** begin DATASET **
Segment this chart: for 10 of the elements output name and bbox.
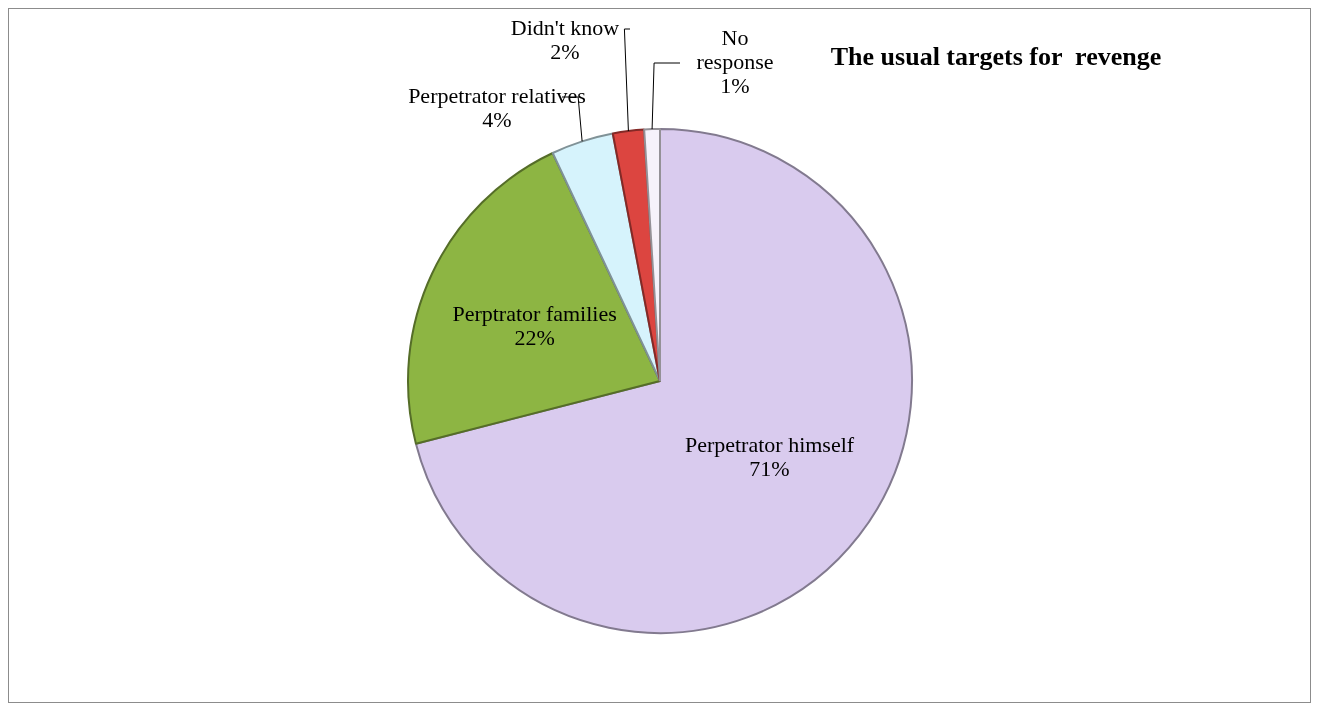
slice-label: Perpetrator relatives <box>408 82 586 108</box>
data-label: 71% <box>749 456 790 482</box>
data-label: 4% <box>482 106 512 132</box>
data-label: 22% <box>514 325 555 351</box>
slice-label: Perpetrator himself <box>684 432 855 458</box>
slice-label: No response <box>696 24 774 74</box>
slice-label: Didn't know <box>510 14 620 40</box>
slice-label: Perptrator families <box>452 301 617 327</box>
text: The usual targets for revenge <box>830 41 1162 71</box>
data-label: 2% <box>550 38 580 64</box>
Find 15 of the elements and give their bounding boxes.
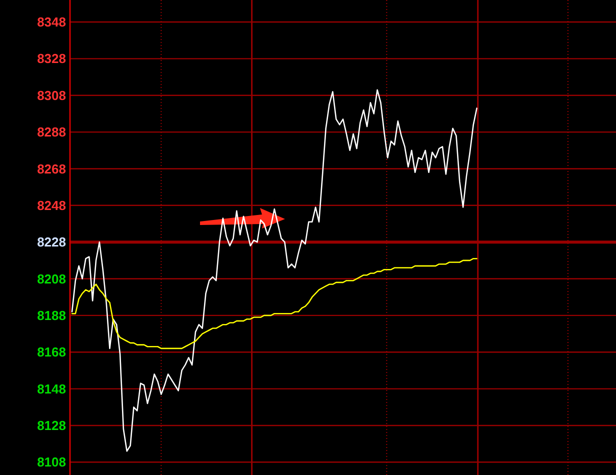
y-tick-label: 8308 [37, 88, 66, 103]
line-series [71, 258, 478, 350]
y-tick-label: 8208 [37, 271, 66, 286]
y-tick-label: 8348 [37, 14, 66, 30]
y-tick-label: 8248 [37, 198, 66, 213]
y-tick-label: 8228 [37, 234, 66, 250]
y-tick-label: 8328 [37, 51, 66, 66]
line-series [71, 89, 478, 452]
y-tick-label: 8168 [37, 344, 66, 360]
y-tick-label: 8148 [37, 381, 66, 396]
y-tick-label: 8108 [37, 454, 66, 470]
y-tick-label: 8188 [37, 308, 66, 323]
y-tick-label: 8288 [37, 124, 66, 140]
y-tick-label: 8268 [37, 161, 66, 176]
y-tick-label: 8128 [37, 418, 66, 434]
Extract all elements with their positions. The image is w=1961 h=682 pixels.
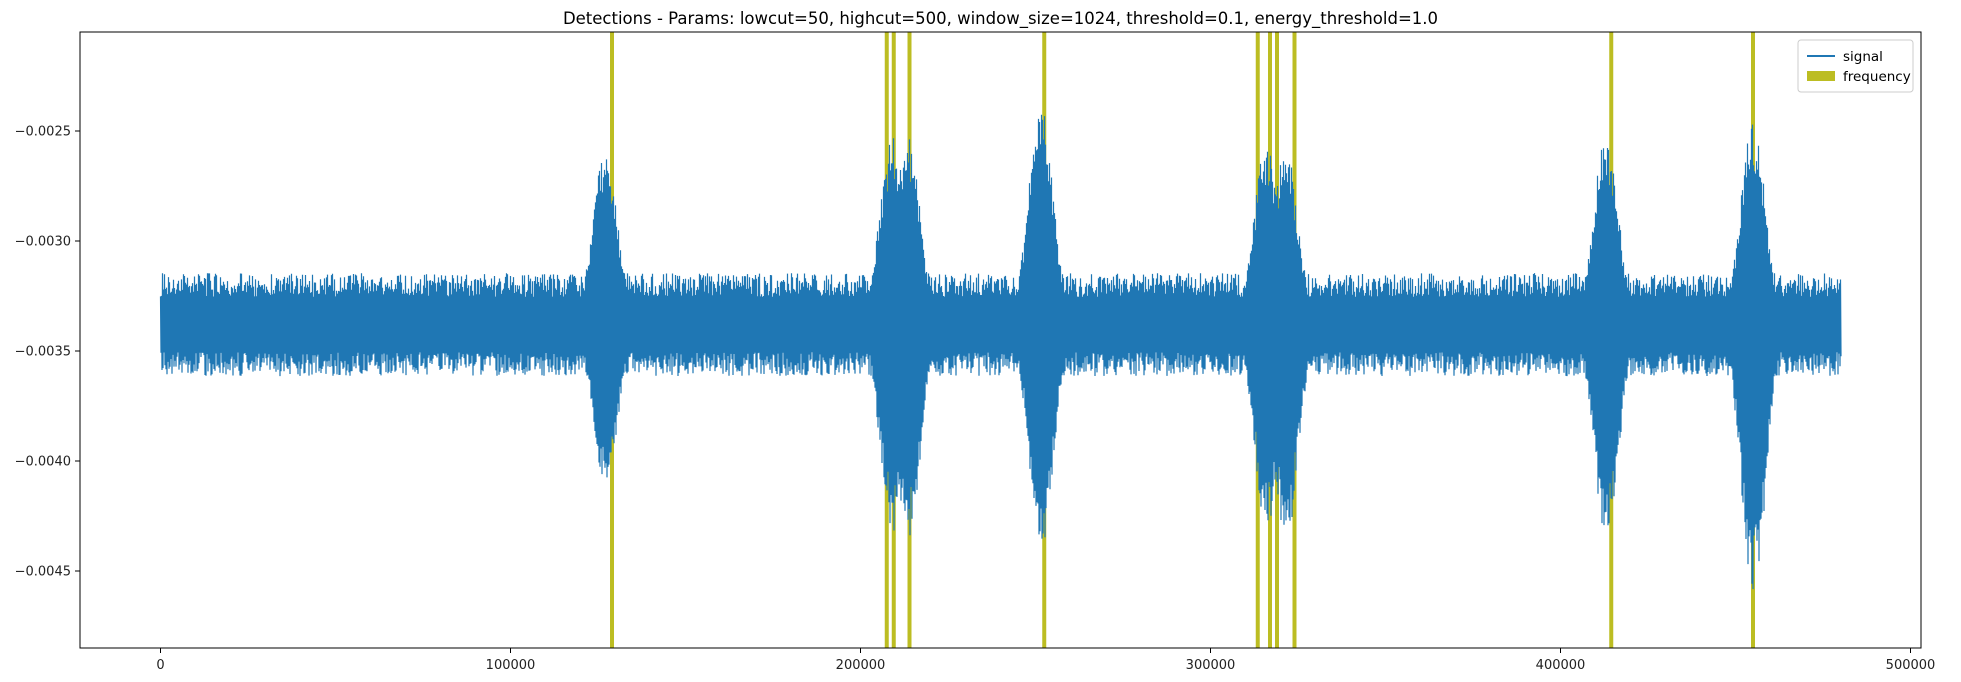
** end DATASET **
▸ **WHAT TO WORK ON**:
Write out the records again with "elements" switched to "objects" wherever it occurs and everything else unchanged. Leave the pictures out.

▸ **RESULT**:
Segment this chart: for 10 of the objects output name and bbox.
slice-label: Perpetrator relatives <box>408 82 586 108</box>
data-label: 71% <box>749 456 790 482</box>
data-label: 4% <box>482 106 512 132</box>
data-label: 22% <box>514 325 555 351</box>
slice-label: Perpetrator himself <box>684 432 855 458</box>
slice-label: No response <box>696 24 774 74</box>
slice-label: Didn't know <box>510 14 620 40</box>
slice-label: Perptrator families <box>452 301 617 327</box>
text: The usual targets for revenge <box>830 41 1162 71</box>
data-label: 2% <box>550 38 580 64</box>
Find 15 of the objects and give their bounding boxes.
y-tick-label: 8308 [37, 88, 66, 103]
line-series [71, 258, 478, 350]
y-tick-label: 8208 [37, 271, 66, 286]
y-tick-label: 8348 [37, 14, 66, 30]
y-tick-label: 8248 [37, 198, 66, 213]
y-tick-label: 8228 [37, 234, 66, 250]
y-tick-label: 8328 [37, 51, 66, 66]
line-series [71, 89, 478, 452]
y-tick-label: 8168 [37, 344, 66, 360]
y-tick-label: 8148 [37, 381, 66, 396]
y-tick-label: 8108 [37, 454, 66, 470]
y-tick-label: 8188 [37, 308, 66, 323]
y-tick-label: 8288 [37, 124, 66, 140]
y-tick-label: 8268 [37, 161, 66, 176]
y-tick-label: 8128 [37, 418, 66, 434]
Extract all objects with their positions. The image is w=1961 h=682 pixels.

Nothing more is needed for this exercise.